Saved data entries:
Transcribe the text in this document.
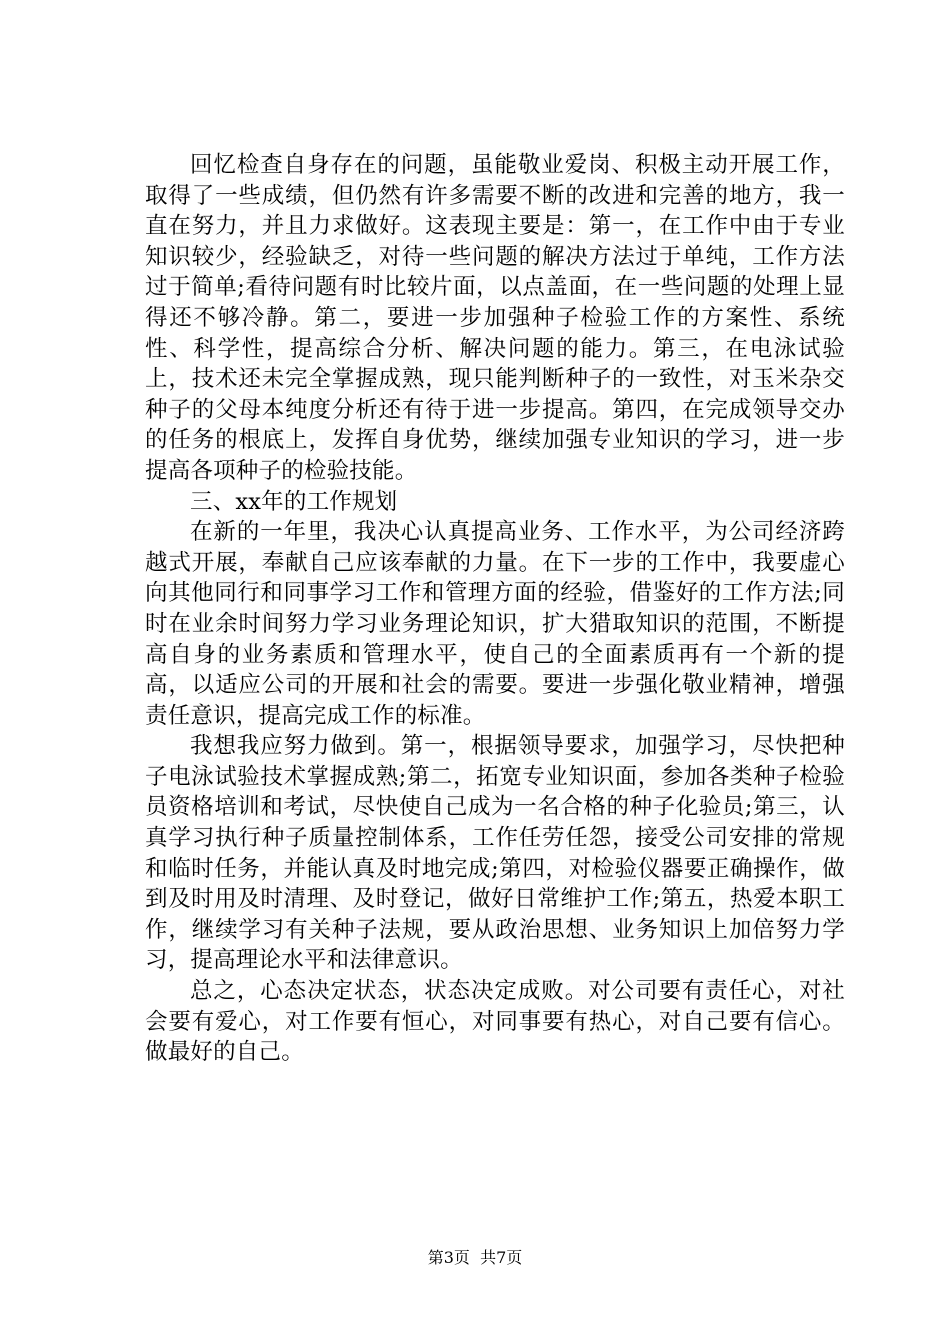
回忆检查自身存在的问题，虽能敬业爱岗、积极主动开展工作，取得了一些成绩，但仍然有许多需要不断的改进和完善的地方，我一直在努力，并且力求做好。这表现主要是：第一，在工作中由于专业知识较少，经验缺乏，对待一些问题的解决方法过于单纯，工作方法过于简单;看待问题有时比较片面，以点盖面，在一些问题的处理上显得还不够冷静。第二，要进一步加强种子检验工作的方案性、系统性、科学性，提高综合分析、解决问题的能力。第三，在电泳试验上，技术还未完全掌握成熟，现只能判断种子的一致性，对玉米杂交种子的父母本纯度分析还有待于进一步提高。第四，在完成领导交办的任务的根底上，发挥自身优势，继续加强专业知识的学习，进一步提高各项种子的检验技能。

三、xx年的工作规划

在新的一年里，我决心认真提高业务、工作水平，为公司经济跨越式开展，奉献自己应该奉献的力量。在下一步的工作中，我要虚心向其他同行和同事学习工作和管理方面的经验，借鉴好的工作方法;同时在业余时间努力学习业务理论知识，扩大猎取知识的范围，不断提高自身的业务素质和管理水平，使自己的全面素质再有一个新的提高，以适应公司的开展和社会的需要。要进一步强化敬业精神，增强责任意识，提高完成工作的标准。

我想我应努力做到。第一，根据领导要求，加强学习，尽快把种子电泳试验技术掌握成熟;第二，拓宽专业知识面，参加各类种子检验员资格培训和考试，尽快使自己成为一名合格的种子化验员;第三，认真学习执行种子质量控制体系，工作任劳任怨，接受公司安排的常规和临时任务，并能认真及时地完成;第四，对检验仪器要正确操作，做到及时用及时清理、及时登记，做好日常维护工作;第五，热爱本职工作，继续学习有关种子法规，要从政治思想、业务知识上加倍努力学习，提高理论水平和法律意识。

总之，心态决定状态，状态决定成败。对公司要有责任心，对社会要有爱心，对工作要有恒心，对同事要有热心，对自己要有信心。做最好的自己。

第3页 共7页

Task:
Write out each entry exactly as given, omitting any picture.

The solution:
Transcribe the text in this document.
回忆检查自身存在的问题，虽能敬业爱岗、积极主动开展工作，取得了一些成绩，但仍然有许多需要不断的改进和完善的地方，我一直在努力，并且力求做好。这表现主要是：第一，在工作中由于专业知识较少，经验缺乏，对待一些问题的解决方法过于单纯，工作方法过于简单;看待问题有时比较片面，以点盖面，在一些问题的处理上显得还不够冷静。第二，要进一步加强种子检验工作的方案性、系统性、科学性，提高综合分析、解决问题的能力。第三，在电泳试验上，技术还未完全掌握成熟，现只能判断种子的一致性，对玉米杂交种子的父母本纯度分析还有待于进一步提高。第四，在完成领导交办的任务的根底上，发挥自身优势，继续加强专业知识的学习，进一步提高各项种子的检验技能。

三、xx年的工作规划

在新的一年里，我决心认真提高业务、工作水平，为公司经济跨越式开展，奉献自己应该奉献的力量。在下一步的工作中，我要虚心向其他同行和同事学习工作和管理方面的经验，借鉴好的工作方法;同时在业余时间努力学习业务理论知识，扩大猎取知识的范围，不断提高自身的业务素质和管理水平，使自己的全面素质再有一个新的提高，以适应公司的开展和社会的需要。要进一步强化敬业精神，增强责任意识，提高完成工作的标准。

我想我应努力做到。第一，根据领导要求，加强学习，尽快把种子电泳试验技术掌握成熟;第二，拓宽专业知识面，参加各类种子检验员资格培训和考试，尽快使自己成为一名合格的种子化验员;第三，认真学习执行种子质量控制体系，工作任劳任怨，接受公司安排的常规和临时任务，并能认真及时地完成;第四，对检验仪器要正确操作，做到及时用及时清理、及时登记，做好日常维护工作;第五，热爱本职工作，继续学习有关种子法规，要从政治思想、业务知识上加倍努力学习，提高理论水平和法律意识。

总之，心态决定状态，状态决定成败。对公司要有责任心，对社会要有爱心，对工作要有恒心，对同事要有热心，对自己要有信心。做最好的自己。

第3页 共7页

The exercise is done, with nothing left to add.